- _PROBLEM DESCRIPTION_
Below are records to be output exactly, every one of them.

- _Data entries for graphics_
* * * * * * * * *
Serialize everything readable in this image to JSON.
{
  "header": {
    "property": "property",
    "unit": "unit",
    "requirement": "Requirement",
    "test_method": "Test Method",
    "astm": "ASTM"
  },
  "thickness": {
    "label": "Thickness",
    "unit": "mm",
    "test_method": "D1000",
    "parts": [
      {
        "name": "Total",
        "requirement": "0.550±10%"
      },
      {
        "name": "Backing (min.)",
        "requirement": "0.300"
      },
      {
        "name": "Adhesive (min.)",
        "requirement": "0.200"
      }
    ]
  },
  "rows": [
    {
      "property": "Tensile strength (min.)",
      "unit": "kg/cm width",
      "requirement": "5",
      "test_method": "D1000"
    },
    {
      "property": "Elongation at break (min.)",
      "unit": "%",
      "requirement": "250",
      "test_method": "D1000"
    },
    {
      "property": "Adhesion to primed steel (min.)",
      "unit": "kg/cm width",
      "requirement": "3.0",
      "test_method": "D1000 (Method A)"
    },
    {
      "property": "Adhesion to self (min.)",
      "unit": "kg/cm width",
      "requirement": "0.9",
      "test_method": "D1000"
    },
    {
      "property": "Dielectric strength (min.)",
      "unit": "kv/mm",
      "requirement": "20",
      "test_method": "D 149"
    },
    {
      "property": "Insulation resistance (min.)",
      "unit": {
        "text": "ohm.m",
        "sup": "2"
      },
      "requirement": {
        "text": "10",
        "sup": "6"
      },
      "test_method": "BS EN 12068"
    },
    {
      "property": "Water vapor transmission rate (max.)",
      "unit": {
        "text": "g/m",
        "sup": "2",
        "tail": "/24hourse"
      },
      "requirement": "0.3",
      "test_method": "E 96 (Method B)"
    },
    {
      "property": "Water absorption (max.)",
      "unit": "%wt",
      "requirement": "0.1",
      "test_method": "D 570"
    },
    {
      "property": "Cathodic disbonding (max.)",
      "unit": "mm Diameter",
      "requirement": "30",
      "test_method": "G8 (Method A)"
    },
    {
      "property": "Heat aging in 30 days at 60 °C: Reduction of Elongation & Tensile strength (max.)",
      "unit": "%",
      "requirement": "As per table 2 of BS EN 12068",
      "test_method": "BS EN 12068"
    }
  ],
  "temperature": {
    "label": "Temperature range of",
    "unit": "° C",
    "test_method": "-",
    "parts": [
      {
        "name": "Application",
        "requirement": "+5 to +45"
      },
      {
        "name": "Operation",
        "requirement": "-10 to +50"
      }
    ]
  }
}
* * * * * * * * *
- _EXERCISE SOLUTION_
Serialize everything readable in this image to JSON.
{
  "header": {
    "property": "property",
    "unit": "unit",
    "requirement": "Requirement",
    "test_method": "Test Method",
    "astm": "ASTM"
  },
  "thickness": {
    "label": "Thickness",
    "unit": "mm",
    "test_method": "D1000",
    "parts": [
      {
        "name": "Total",
        "requirement": "0.550±10%"
      },
      {
        "name": "Backing (min.)",
        "requirement": "0.300"
      },
      {
        "name": "Adhesive (min.)",
        "requirement": "0.200"
      }
    ]
  },
  "rows": [
    {
      "property": "Tensile strength (min.)",
      "unit": "kg/cm width",
      "requirement": "5",
      "test_method": "D1000"
    },
    {
      "property": "Elongation at break (min.)",
      "unit": "%",
      "requirement": "250",
      "test_method": "D1000"
    },
    {
      "property": "Adhesion to primed steel (min.)",
      "unit": "kg/cm width",
      "requirement": "3.0",
      "test_method": "D1000 (Method A)"
    },
    {
      "property": "Adhesion to self (min.)",
      "unit": "kg/cm width",
      "requirement": "0.9",
      "test_method": "D1000"
    },
    {
      "property": "Dielectric strength (min.)",
      "unit": "kv/mm",
      "requirement": "20",
      "test_method": "D 149"
    },
    {
      "property": "Insulation resistance (min.)",
      "unit": {
        "text": "ohm.m",
        "sup": "2"
      },
      "requirement": {
        "text": "10",
        "sup": "6"
      },
      "test_method": "BS EN 12068"
    },
    {
      "property": "Water vapor transmission rate (max.)",
      "unit": {
        "text": "g/m",
        "sup": "2",
        "tail": "/24hourse"
      },
      "requirement": "0.3",
      "test_method": "E 96 (Method B)"
    },
    {
      "property": "Water absorption (max.)",
      "unit": "%wt",
      "requirement": "0.1",
      "test_method": "D 570"
    },
    {
      "property": "Cathodic disbonding (max.)",
      "unit": "mm Diameter",
      "requirement": "30",
      "test_method": "G8 (Method A)"
    },
    {
      "property": "Heat aging in 30 days at 60 °C: Reduction of Elongation & Tensile strength (max.)",
      "unit": "%",
      "requirement": "As per table 2 of BS EN 12068",
      "test_method": "BS EN 12068"
    }
  ],
  "temperature": {
    "label": "Temperature range of",
    "unit": "° C",
    "test_method": "-",
    "parts": [
      {
        "name": "Application",
        "requirement": "+5 to +45"
      },
      {
        "name": "Operation",
        "requirement": "-10 to +50"
      }
    ]
  }
}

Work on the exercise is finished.